Remonter le temps
La généalogie est une occupation très à la mode qui apporte connaissances, doutes ou surprises sur vos origines, parfois des secrets bien gardés.
Étudier d’où l’on vient, connaître ses ancêtres, savoir ce qu’ils faisaient, pensaient, la vie qu’ils avaient, les tourments des guerres, parfois. Nicole, jeune retraitée, habite Notre-Dame, petit village de Tarn-et-Garonne. Elle raconte à la journaliste de L’Observatoire pourquoi elle se passionne pour la généalogie. L’abbaye de Grandselve*, proche de son village, a été presque entièrement détruite à la Révolution. Un groupe d’historiens fait des recherches, publie un livre avec de nombreux documents et la liste des artisans ayant travaillé pour les moines de l’abbaye. Quelle n’est pas sa surprise en découvrant son nom de famille !
Vite à la mairie !
Aussitôt, elle regroupe tous les documents, contrats, actes passés devant notaire, médailles, photographies, livrets de famille etc… Elle court à la mairie, cherche d’autres écrits aux archives du Gers et sur internet : elle y passe des heures, des jours, des semaines dans cette quête ! Elle trouve les dates et lieux de naissances, les anecdotes sur les contrats de mariage, des foules de détails sur le mode de vie, les enfants nombreux, dont certains morts très jeunes. Un grand-père a fait la guerre de 1914 à Salonique, en tenue de zouave, une photo en témoigne. Persévérante, elle est remontée jusqu’en 1716 ; à cette date, son ancêtre, tonnelier, a travaillé pour l’abbaye. Les moines produisaient du vin et les tonneaux partaient, transportés jusqu’au port de Verdun-sur-Garonne, en bateaux direction Bordeaux, puis l’Angleterre. Elle doit rechercher l’histoire du peuplement de la France, les modifications du climat, les habitudes, l’influence du clergé. Quelle satisfaction quand elle parvient à déchiffrer les manuscrits, en vieux français (agrandis au maximum pour bien distinguer ces drôles de lettres). Il faut toujours confirmer une date, un évènement. À Notre-Dame, où son aïeul s’est marié, elle trouve la présence de deux églises, actuellement une seule subsiste. Le clergé percevait une dîme ou casuel à chaque baptême, noce, funérailles. C’est pourquoi les registres paroissiaux restent un outil indispensable avant la création, en 1792, de l’état civil.

——————————

▶ **D'APRÈS LE TEXTE**:
**1)** Redonnez le passage du texte sur la généalogie qui commence par « Étudier d’où l’on » et se termine par « de famille ! ».
**2)** Dans le texte sur la généalogie, quel métier exerçait l'ancêtre de Nicole qui travaillait pour l'abbaye en 1716 ?

▶ **DOCUMENTS FOURNIS**:
——————————

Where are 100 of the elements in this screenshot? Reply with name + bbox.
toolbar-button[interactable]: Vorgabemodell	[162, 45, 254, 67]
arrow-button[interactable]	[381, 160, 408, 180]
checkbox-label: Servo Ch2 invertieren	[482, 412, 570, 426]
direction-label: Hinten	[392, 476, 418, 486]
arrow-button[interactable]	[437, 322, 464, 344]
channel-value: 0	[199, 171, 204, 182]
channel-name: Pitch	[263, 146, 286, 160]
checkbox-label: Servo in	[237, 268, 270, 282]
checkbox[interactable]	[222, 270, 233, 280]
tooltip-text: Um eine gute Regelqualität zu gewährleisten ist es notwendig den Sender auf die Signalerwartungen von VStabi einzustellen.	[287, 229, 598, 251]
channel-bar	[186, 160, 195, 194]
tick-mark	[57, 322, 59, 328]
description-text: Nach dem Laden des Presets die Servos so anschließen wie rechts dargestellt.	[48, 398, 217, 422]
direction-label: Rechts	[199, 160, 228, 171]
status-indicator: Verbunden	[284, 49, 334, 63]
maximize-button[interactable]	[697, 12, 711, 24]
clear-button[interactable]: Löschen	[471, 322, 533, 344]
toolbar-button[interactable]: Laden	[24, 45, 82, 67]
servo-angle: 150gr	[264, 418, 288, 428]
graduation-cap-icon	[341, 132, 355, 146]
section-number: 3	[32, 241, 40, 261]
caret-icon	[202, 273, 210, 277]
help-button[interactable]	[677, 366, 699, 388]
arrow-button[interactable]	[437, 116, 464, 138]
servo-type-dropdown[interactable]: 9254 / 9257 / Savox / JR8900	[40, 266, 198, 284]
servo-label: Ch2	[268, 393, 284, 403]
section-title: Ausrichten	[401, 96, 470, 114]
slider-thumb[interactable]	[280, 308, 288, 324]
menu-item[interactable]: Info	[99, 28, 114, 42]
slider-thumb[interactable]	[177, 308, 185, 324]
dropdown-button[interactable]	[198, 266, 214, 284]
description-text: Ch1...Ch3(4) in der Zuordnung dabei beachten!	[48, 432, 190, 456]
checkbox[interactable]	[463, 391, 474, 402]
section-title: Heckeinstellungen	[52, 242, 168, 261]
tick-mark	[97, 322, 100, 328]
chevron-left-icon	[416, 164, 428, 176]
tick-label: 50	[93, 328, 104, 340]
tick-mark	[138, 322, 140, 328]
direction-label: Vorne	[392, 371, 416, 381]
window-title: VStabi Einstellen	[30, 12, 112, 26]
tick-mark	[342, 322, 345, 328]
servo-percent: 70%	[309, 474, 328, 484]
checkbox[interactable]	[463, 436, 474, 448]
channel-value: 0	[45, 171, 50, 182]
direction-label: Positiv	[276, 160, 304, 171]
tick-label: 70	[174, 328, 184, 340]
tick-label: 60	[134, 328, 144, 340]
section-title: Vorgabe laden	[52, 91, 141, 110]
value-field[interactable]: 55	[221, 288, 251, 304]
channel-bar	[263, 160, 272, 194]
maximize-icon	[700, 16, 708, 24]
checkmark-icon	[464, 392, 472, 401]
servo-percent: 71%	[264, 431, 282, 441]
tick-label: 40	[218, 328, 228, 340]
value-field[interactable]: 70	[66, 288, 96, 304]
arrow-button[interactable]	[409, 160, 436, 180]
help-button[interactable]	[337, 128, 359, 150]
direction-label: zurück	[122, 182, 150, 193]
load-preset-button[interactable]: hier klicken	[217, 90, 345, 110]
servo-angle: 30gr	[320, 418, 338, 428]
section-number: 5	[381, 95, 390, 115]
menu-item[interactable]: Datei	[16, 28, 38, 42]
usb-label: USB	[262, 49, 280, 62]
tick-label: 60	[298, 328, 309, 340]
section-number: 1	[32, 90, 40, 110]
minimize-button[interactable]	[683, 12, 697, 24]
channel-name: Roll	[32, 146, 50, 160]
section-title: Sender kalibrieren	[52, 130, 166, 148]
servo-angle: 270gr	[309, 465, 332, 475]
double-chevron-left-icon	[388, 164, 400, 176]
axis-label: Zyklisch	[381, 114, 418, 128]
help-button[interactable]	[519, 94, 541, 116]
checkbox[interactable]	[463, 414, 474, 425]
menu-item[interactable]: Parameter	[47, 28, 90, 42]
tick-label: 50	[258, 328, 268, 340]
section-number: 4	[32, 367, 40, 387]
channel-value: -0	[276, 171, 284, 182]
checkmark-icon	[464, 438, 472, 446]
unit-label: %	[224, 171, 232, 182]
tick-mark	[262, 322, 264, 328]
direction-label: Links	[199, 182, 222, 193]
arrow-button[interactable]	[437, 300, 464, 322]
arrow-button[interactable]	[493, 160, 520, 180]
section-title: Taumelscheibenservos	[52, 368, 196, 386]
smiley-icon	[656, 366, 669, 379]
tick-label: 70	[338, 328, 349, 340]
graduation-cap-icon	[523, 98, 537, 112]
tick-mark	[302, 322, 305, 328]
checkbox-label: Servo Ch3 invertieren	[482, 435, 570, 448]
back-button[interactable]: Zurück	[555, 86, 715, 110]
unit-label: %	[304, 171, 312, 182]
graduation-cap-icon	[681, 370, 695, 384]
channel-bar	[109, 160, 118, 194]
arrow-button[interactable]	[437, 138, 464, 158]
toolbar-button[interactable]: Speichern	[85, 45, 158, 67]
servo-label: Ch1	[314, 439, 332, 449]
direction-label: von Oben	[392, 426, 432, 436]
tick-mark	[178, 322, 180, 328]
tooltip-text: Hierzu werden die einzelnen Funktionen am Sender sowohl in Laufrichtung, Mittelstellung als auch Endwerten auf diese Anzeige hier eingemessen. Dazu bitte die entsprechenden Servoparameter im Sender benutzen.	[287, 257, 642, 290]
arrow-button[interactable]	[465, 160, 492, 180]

——————————

▶ **RÉPONSES AUX CONSIGNES**:
**1)**
Étudier d’où l’on vient, connaître ses ancêtres, savoir ce qu’ils faisaient, pensaient, la vie qu’ils avaient, les tourments des guerres, parfois. Nicole, jeune retraitée, habite Notre-Dame, petit village de Tarn-et-Garonne. Elle raconte à la journaliste de L’Observatoire pourquoi elle se passionne pour la généalogie. L’abbaye de Grandselve*, proche de son village, a été presque entièrement détruite à la Révolution. Un groupe d’historiens fait des recherches, publie un livre avec de nombreux documents et la liste des artisans ayant travaillé pour les moines de l’abbaye. Quelle n’est pas sa surprise en découvrant son nom de famille !

**2)** Il était tonnelier.